**EXERCISE PROMPT**
Print out each record below, unaltered and complete, without its images.

:: TASK INPUTS ::

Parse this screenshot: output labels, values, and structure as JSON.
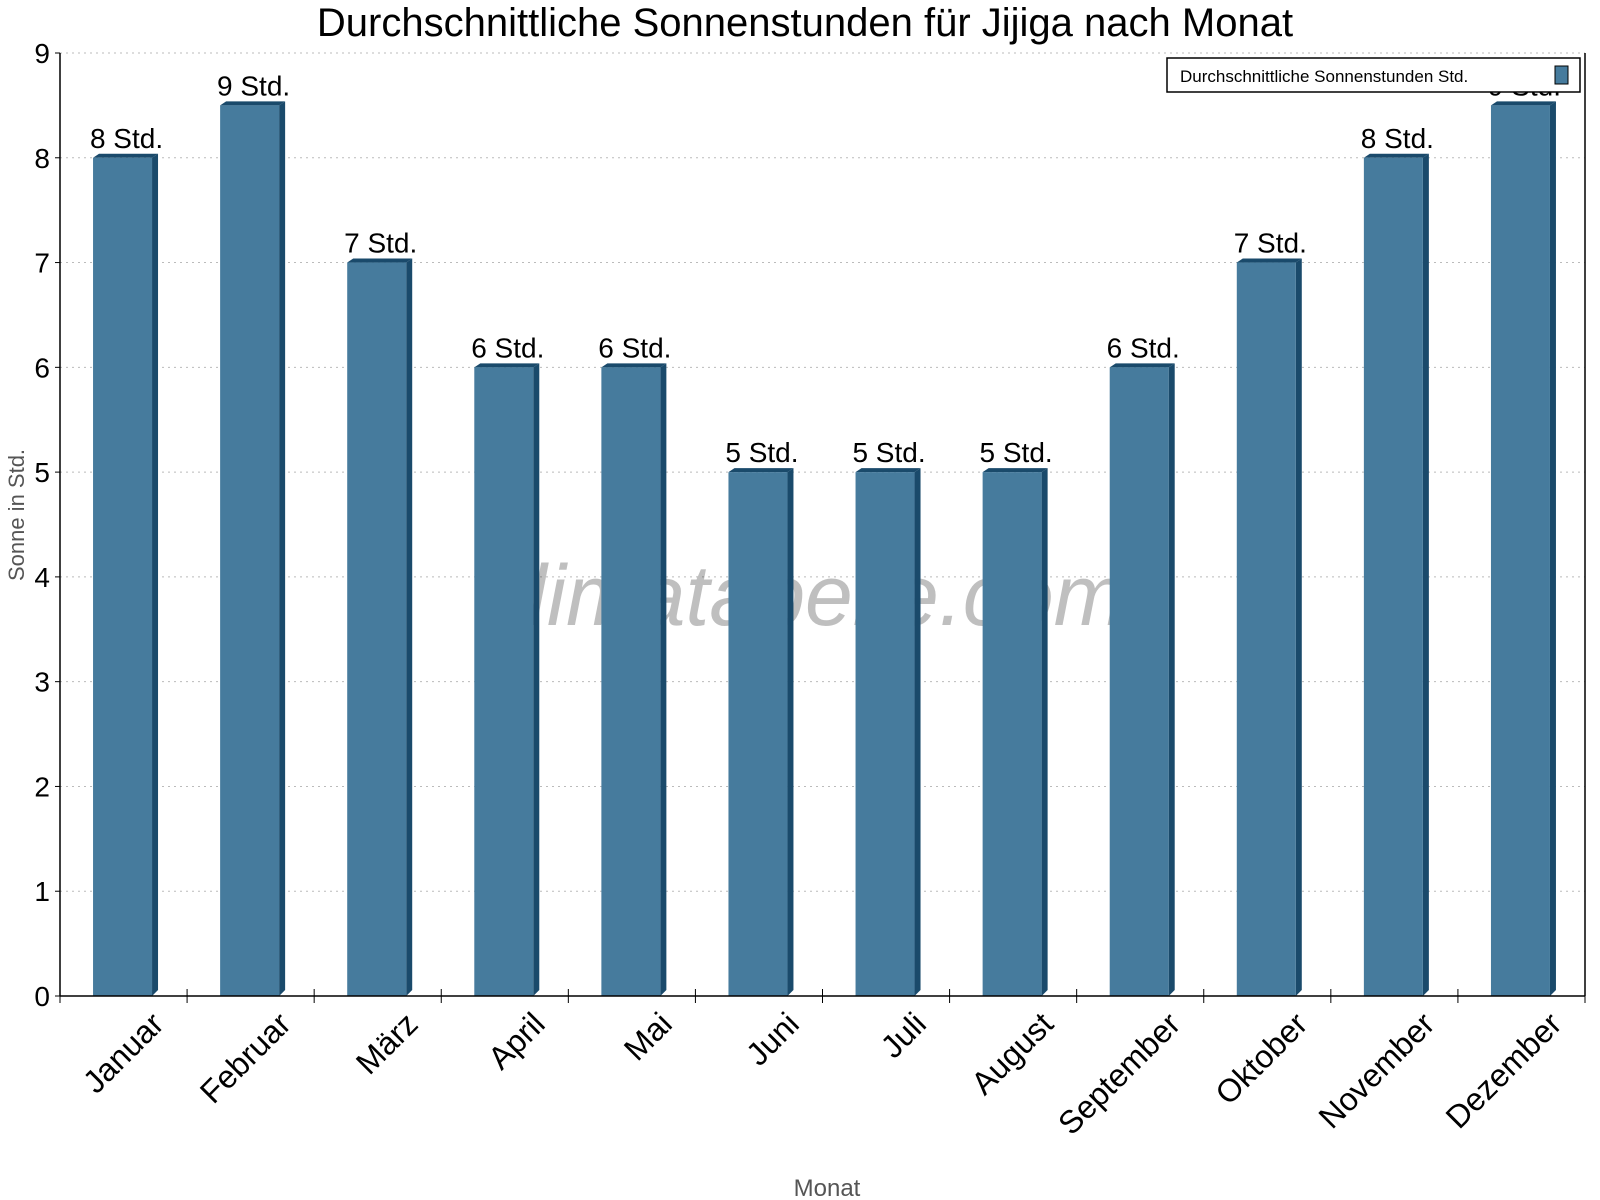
{
  "chart_data": {
    "type": "bar",
    "title": "Durchschnittliche Sonnenstunden für Jijiga nach Monat",
    "xlabel": "Monat",
    "ylabel": "Sonne in Std.",
    "ylim": [
      0,
      9
    ],
    "yticks": [
      0,
      1,
      2,
      3,
      4,
      5,
      6,
      7,
      8,
      9
    ],
    "grid": true,
    "legend_position": "top-right",
    "categories": [
      "Januar",
      "Februar",
      "März",
      "April",
      "Mai",
      "Juni",
      "Juli",
      "August",
      "September",
      "Oktober",
      "November",
      "Dezember"
    ],
    "series": [
      {
        "name": "Durchschnittliche Sonnenstunden Std.",
        "values": [
          8,
          8.5,
          7,
          6,
          6,
          5,
          5,
          5,
          6,
          7,
          8,
          8.5
        ],
        "data_labels": [
          "8 Std.",
          "9 Std.",
          "7 Std.",
          "6 Std.",
          "6 Std.",
          "5 Std.",
          "5 Std.",
          "5 Std.",
          "6 Std.",
          "7 Std.",
          "8 Std.",
          "9 Std."
        ],
        "color": "#467b9d",
        "shade_color": "#1a4a6b"
      }
    ],
    "watermark": "klimatabelle.com"
  }
}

:::

**WORKED ANSWER**
Parse this screenshot: output labels, values, and structure as JSON.
{
  "chart_data": {
    "type": "bar",
    "title": "Durchschnittliche Sonnenstunden für Jijiga nach Monat",
    "xlabel": "Monat",
    "ylabel": "Sonne in Std.",
    "ylim": [
      0,
      9
    ],
    "yticks": [
      0,
      1,
      2,
      3,
      4,
      5,
      6,
      7,
      8,
      9
    ],
    "grid": true,
    "legend_position": "top-right",
    "categories": [
      "Januar",
      "Februar",
      "März",
      "April",
      "Mai",
      "Juni",
      "Juli",
      "August",
      "September",
      "Oktober",
      "November",
      "Dezember"
    ],
    "series": [
      {
        "name": "Durchschnittliche Sonnenstunden Std.",
        "values": [
          8,
          8.5,
          7,
          6,
          6,
          5,
          5,
          5,
          6,
          7,
          8,
          8.5
        ],
        "data_labels": [
          "8 Std.",
          "9 Std.",
          "7 Std.",
          "6 Std.",
          "6 Std.",
          "5 Std.",
          "5 Std.",
          "5 Std.",
          "6 Std.",
          "7 Std.",
          "8 Std.",
          "9 Std."
        ],
        "color": "#467b9d",
        "shade_color": "#1a4a6b"
      }
    ],
    "watermark": "klimatabelle.com"
  }
}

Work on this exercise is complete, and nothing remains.